# DIRECTIONS FOR THIS TASK:
Tally up the lines carrying the string "simptomatologia" and respond with only the resulting number.
----
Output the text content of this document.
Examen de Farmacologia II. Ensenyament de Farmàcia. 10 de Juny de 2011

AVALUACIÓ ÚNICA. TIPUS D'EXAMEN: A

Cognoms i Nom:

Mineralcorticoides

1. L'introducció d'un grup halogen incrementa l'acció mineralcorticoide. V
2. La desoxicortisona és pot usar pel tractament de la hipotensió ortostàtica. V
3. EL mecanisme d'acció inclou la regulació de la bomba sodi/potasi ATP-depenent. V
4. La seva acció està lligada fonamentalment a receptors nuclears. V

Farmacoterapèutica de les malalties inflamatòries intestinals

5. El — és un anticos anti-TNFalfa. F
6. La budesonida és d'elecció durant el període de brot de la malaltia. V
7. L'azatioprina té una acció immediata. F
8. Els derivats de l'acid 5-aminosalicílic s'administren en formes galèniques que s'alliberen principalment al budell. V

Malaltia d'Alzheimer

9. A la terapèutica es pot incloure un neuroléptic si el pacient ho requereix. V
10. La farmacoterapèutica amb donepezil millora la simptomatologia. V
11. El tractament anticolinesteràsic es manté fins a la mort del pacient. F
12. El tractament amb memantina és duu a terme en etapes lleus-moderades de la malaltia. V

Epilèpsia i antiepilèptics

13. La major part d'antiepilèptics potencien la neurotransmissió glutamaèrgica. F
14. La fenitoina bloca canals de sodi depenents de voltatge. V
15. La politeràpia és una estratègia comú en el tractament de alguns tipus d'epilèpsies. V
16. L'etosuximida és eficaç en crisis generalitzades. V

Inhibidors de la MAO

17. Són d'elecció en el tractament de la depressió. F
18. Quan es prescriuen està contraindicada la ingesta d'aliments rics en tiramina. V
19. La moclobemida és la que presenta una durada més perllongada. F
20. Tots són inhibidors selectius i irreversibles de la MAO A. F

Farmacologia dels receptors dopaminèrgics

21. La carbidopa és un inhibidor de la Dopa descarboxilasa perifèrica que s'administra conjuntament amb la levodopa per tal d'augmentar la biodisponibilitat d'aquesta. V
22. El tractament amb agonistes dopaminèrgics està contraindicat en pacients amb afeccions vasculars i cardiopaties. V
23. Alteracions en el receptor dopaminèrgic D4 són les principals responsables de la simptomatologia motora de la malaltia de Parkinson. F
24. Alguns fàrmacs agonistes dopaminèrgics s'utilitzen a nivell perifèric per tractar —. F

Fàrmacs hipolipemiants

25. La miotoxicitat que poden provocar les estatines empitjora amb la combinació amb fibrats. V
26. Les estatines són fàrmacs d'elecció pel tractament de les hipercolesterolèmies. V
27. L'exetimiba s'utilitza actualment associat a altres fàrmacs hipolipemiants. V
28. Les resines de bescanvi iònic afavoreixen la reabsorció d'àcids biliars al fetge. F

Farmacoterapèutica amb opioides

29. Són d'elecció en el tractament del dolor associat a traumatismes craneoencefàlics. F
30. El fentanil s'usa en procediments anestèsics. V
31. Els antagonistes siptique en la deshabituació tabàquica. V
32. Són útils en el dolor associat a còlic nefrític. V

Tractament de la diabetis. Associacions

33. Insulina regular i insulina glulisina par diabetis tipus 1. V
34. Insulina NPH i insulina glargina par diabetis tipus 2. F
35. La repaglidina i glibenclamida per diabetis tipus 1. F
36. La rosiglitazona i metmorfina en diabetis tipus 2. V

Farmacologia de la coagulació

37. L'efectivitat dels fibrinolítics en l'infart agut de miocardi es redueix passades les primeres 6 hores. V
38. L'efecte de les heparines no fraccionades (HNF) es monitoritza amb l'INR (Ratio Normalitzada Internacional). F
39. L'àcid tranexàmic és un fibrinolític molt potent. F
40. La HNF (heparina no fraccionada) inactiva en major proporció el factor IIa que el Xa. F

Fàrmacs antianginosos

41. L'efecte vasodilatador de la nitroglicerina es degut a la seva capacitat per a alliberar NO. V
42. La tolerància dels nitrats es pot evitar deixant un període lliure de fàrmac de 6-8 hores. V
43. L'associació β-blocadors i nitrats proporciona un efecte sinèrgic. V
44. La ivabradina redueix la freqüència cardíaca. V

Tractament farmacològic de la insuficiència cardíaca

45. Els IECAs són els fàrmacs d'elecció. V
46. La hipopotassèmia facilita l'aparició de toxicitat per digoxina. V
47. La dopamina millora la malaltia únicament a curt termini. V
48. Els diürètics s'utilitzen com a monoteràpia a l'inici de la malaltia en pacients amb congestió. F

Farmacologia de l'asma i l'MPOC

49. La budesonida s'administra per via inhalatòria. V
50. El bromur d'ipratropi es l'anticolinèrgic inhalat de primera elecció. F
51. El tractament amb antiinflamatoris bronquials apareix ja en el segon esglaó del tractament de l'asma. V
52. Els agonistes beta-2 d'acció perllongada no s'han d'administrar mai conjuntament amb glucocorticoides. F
----
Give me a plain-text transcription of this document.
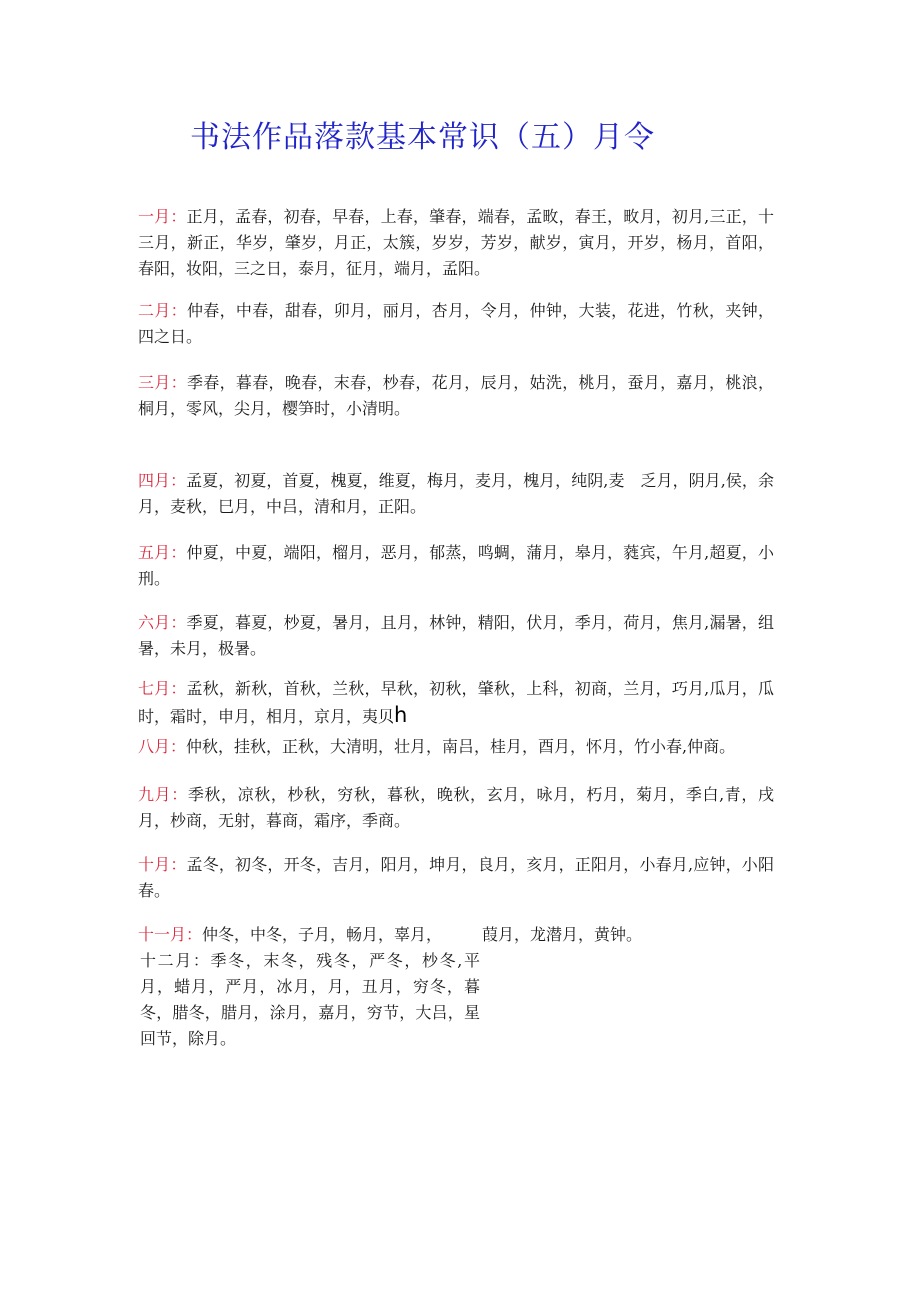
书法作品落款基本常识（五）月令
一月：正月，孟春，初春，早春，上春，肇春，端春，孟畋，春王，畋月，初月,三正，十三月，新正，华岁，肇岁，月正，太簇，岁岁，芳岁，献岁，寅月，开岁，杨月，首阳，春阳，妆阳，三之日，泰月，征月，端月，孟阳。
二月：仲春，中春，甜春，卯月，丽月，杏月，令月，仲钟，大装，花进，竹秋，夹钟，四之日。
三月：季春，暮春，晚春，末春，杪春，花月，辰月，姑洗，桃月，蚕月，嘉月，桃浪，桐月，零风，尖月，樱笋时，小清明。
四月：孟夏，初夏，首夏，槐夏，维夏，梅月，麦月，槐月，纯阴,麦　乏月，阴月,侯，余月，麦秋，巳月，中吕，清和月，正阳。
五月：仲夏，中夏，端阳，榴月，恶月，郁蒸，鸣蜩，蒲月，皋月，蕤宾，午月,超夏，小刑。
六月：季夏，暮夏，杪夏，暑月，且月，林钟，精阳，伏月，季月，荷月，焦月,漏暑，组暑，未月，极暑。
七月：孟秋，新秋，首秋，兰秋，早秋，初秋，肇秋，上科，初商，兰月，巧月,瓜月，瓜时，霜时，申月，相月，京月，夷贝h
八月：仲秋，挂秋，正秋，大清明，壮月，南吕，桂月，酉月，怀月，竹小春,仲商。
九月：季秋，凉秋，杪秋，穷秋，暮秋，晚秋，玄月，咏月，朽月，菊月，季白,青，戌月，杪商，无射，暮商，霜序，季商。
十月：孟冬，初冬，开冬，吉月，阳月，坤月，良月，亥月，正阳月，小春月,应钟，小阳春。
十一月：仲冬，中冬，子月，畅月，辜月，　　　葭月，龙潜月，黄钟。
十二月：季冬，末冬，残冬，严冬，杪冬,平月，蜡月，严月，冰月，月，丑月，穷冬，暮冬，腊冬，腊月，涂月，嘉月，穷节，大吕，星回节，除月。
----
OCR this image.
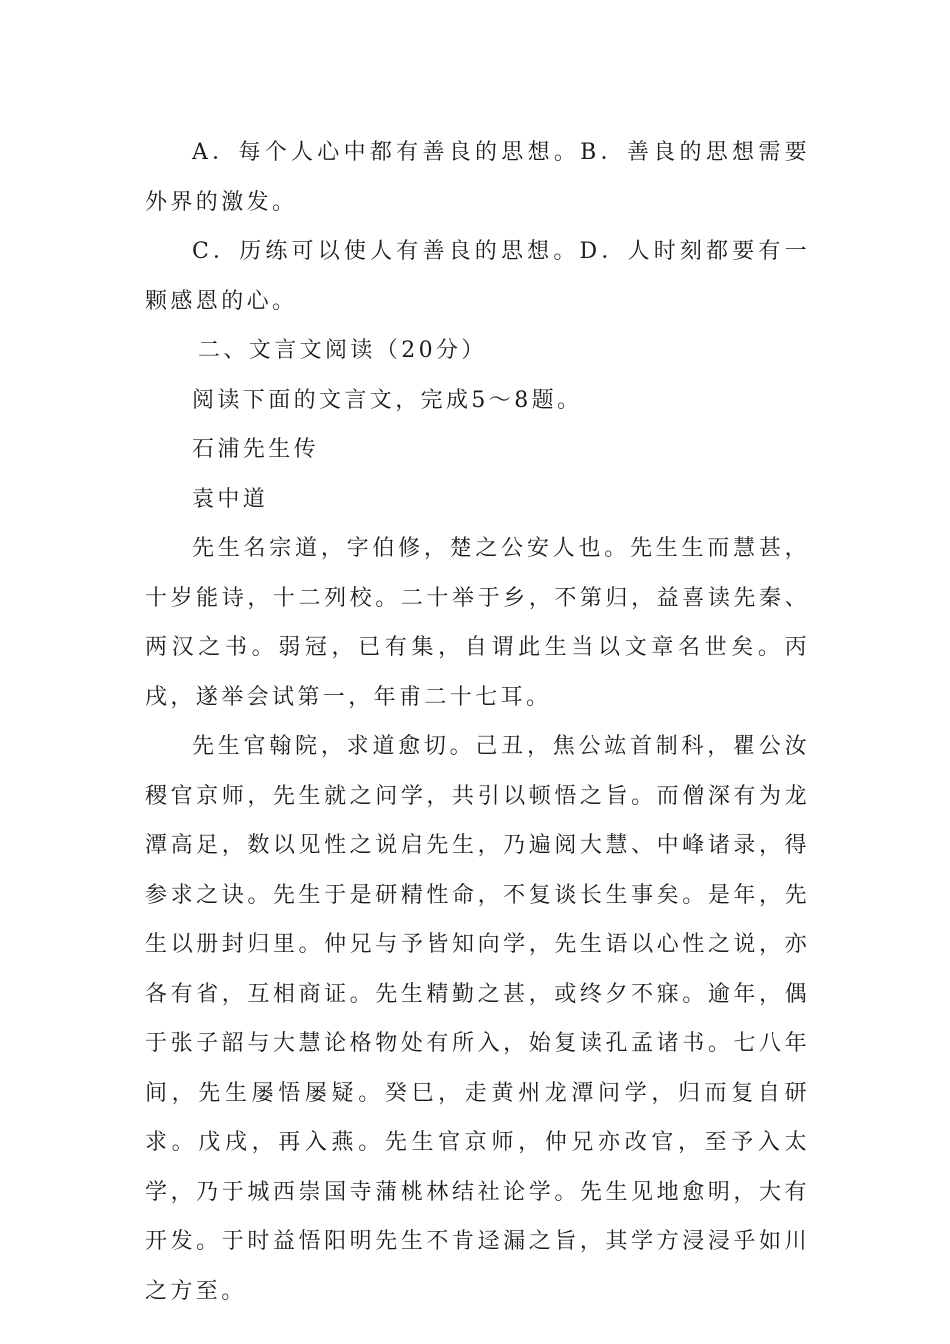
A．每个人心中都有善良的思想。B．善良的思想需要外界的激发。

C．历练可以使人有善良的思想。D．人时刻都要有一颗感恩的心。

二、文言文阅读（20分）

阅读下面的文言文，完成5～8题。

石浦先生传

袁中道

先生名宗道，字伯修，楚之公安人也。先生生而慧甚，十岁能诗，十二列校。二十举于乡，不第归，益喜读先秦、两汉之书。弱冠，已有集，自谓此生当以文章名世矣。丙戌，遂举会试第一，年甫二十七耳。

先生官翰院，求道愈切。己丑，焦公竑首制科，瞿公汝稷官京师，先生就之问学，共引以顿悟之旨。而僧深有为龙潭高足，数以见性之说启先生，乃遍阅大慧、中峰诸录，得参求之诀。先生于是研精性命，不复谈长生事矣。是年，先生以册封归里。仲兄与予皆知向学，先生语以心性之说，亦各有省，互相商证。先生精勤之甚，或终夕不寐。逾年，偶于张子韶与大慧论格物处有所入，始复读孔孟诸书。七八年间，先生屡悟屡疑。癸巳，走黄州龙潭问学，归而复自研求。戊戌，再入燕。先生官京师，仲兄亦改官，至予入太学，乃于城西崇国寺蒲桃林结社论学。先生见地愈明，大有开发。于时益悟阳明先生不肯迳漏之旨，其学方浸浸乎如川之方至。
----
# THE RESULT:
2